> [Set problem]:
Scan the data below and pick out the lines containing the word "chính".

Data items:
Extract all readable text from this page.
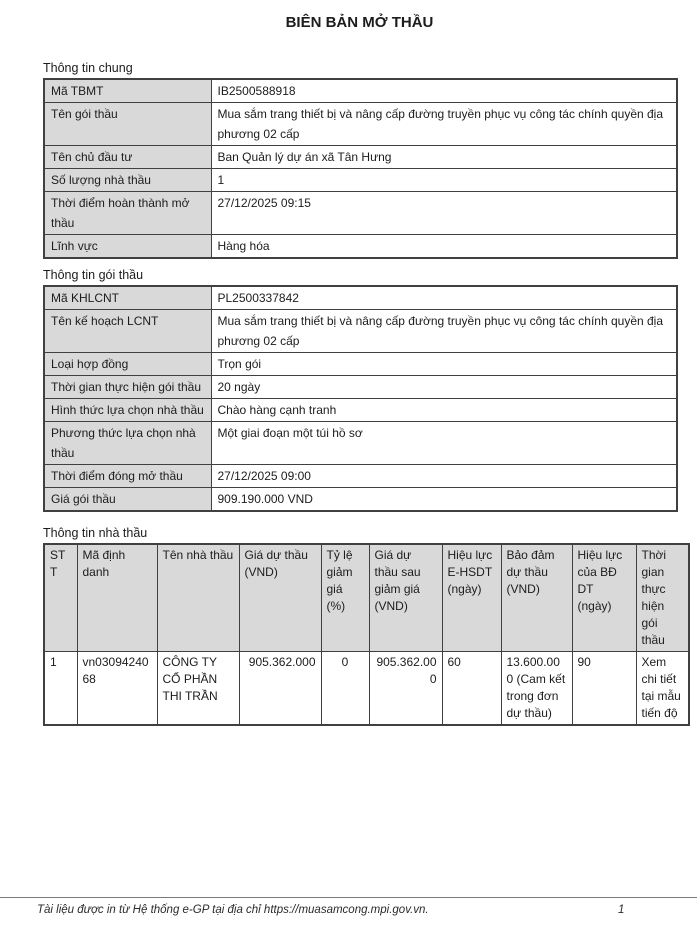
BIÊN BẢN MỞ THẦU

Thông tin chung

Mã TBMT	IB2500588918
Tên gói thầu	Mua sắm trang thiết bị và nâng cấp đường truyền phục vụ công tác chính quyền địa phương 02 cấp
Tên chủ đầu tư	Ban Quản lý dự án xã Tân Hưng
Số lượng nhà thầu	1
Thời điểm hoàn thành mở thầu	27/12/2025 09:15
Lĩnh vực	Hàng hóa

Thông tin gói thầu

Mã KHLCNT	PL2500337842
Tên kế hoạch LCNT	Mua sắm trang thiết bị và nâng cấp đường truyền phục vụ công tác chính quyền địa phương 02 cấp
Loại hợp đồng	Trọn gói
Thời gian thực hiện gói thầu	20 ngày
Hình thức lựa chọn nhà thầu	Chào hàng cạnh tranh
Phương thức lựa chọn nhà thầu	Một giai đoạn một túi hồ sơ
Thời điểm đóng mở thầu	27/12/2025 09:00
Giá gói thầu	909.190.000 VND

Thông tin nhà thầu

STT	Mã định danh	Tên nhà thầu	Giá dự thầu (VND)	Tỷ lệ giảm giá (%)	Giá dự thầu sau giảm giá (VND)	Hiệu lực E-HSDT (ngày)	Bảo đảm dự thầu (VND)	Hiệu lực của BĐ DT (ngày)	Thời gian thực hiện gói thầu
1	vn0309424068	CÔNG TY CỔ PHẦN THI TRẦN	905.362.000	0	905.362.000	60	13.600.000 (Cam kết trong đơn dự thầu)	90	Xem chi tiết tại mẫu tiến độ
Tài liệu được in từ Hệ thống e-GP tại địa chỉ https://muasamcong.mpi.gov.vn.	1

> [Response to the task]:
Tên gói thầu	Mua sắm trang thiết bị và nâng cấp đường truyền phục vụ công tác chính quyền địa phương 02 cấp
Tên kế hoạch LCNT	Mua sắm trang thiết bị và nâng cấp đường truyền phục vụ công tác chính quyền địa phương 02 cấp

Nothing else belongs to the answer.